[Task requirements]: Repeat every line of the material, character for character.

[Entries provided]:

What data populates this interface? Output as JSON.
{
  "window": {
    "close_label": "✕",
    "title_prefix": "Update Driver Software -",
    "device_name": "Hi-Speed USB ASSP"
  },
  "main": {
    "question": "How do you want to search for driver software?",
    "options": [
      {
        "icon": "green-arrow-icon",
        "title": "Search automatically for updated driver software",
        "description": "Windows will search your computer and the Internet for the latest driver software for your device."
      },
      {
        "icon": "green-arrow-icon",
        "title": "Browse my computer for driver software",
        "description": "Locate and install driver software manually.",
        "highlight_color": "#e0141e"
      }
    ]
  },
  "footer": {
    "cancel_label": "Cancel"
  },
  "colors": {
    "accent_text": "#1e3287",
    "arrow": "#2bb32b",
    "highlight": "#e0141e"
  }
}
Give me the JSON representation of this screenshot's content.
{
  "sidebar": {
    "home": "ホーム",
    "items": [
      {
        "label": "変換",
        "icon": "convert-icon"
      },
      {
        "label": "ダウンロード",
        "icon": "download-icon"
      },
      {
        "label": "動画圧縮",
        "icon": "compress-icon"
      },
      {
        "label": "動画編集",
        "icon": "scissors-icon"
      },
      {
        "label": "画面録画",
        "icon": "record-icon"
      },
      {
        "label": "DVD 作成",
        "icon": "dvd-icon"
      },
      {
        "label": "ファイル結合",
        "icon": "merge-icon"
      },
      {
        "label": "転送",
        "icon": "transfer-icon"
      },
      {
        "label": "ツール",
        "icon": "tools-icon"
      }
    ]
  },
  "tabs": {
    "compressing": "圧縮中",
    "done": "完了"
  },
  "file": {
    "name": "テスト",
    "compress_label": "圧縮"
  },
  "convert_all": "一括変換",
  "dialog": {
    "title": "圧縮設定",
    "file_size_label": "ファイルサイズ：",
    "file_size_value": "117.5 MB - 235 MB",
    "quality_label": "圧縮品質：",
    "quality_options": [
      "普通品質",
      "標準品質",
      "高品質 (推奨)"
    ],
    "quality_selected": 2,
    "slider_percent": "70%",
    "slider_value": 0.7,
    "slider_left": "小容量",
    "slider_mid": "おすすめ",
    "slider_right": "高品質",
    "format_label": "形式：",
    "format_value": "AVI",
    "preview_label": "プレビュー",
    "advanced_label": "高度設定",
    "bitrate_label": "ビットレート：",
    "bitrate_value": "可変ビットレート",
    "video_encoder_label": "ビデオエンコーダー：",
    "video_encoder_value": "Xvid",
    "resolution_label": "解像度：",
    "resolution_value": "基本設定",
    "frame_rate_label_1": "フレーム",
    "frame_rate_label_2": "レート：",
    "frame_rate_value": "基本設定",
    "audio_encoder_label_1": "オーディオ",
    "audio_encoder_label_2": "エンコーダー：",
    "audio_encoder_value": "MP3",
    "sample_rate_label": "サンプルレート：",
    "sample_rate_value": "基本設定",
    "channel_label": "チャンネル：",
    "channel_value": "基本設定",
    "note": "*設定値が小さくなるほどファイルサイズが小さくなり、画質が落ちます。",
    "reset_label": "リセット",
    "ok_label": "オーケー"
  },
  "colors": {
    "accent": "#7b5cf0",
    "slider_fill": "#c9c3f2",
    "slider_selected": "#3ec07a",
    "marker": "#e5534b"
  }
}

[Task answer]:
What data populates this interface? Output as JSON.
{
  "window": {
    "close_label": "✕",
    "title_prefix": "Update Driver Software -",
    "device_name": "Hi-Speed USB ASSP"
  },
  "main": {
    "question": "How do you want to search for driver software?",
    "options": [
      {
        "icon": "green-arrow-icon",
        "title": "Search automatically for updated driver software",
        "description": "Windows will search your computer and the Internet for the latest driver software for your device."
      },
      {
        "icon": "green-arrow-icon",
        "title": "Browse my computer for driver software",
        "description": "Locate and install driver software manually.",
        "highlight_color": "#e0141e"
      }
    ]
  },
  "footer": {
    "cancel_label": "Cancel"
  },
  "colors": {
    "accent_text": "#1e3287",
    "arrow": "#2bb32b",
    "highlight": "#e0141e"
  }
}
Give me the JSON representation of this screenshot's content.
{
  "sidebar": {
    "home": "ホーム",
    "items": [
      {
        "label": "変換",
        "icon": "convert-icon"
      },
      {
        "label": "ダウンロード",
        "icon": "download-icon"
      },
      {
        "label": "動画圧縮",
        "icon": "compress-icon"
      },
      {
        "label": "動画編集",
        "icon": "scissors-icon"
      },
      {
        "label": "画面録画",
        "icon": "record-icon"
      },
      {
        "label": "DVD 作成",
        "icon": "dvd-icon"
      },
      {
        "label": "ファイル結合",
        "icon": "merge-icon"
      },
      {
        "label": "転送",
        "icon": "transfer-icon"
      },
      {
        "label": "ツール",
        "icon": "tools-icon"
      }
    ]
  },
  "tabs": {
    "compressing": "圧縮中",
    "done": "完了"
  },
  "file": {
    "name": "テスト",
    "compress_label": "圧縮"
  },
  "convert_all": "一括変換",
  "dialog": {
    "title": "圧縮設定",
    "file_size_label": "ファイルサイズ：",
    "file_size_value": "117.5 MB - 235 MB",
    "quality_label": "圧縮品質：",
    "quality_options": [
      "普通品質",
      "標準品質",
      "高品質 (推奨)"
    ],
    "quality_selected": 2,
    "slider_percent": "70%",
    "slider_value": 0.7,
    "slider_left": "小容量",
    "slider_mid": "おすすめ",
    "slider_right": "高品質",
    "format_label": "形式：",
    "format_value": "AVI",
    "preview_label": "プレビュー",
    "advanced_label": "高度設定",
    "bitrate_label": "ビットレート：",
    "bitrate_value": "可変ビットレート",
    "video_encoder_label": "ビデオエンコーダー：",
    "video_encoder_value": "Xvid",
    "resolution_label": "解像度：",
    "resolution_value": "基本設定",
    "frame_rate_label_1": "フレーム",
    "frame_rate_label_2": "レート：",
    "frame_rate_value": "基本設定",
    "audio_encoder_label_1": "オーディオ",
    "audio_encoder_label_2": "エンコーダー：",
    "audio_encoder_value": "MP3",
    "sample_rate_label": "サンプルレート：",
    "sample_rate_value": "基本設定",
    "channel_label": "チャンネル：",
    "channel_value": "基本設定",
    "note": "*設定値が小さくなるほどファイルサイズが小さくなり、画質が落ちます。",
    "reset_label": "リセット",
    "ok_label": "オーケー"
  },
  "colors": {
    "accent": "#7b5cf0",
    "slider_fill": "#c9c3f2",
    "slider_selected": "#3ec07a",
    "marker": "#e5534b"
  }
}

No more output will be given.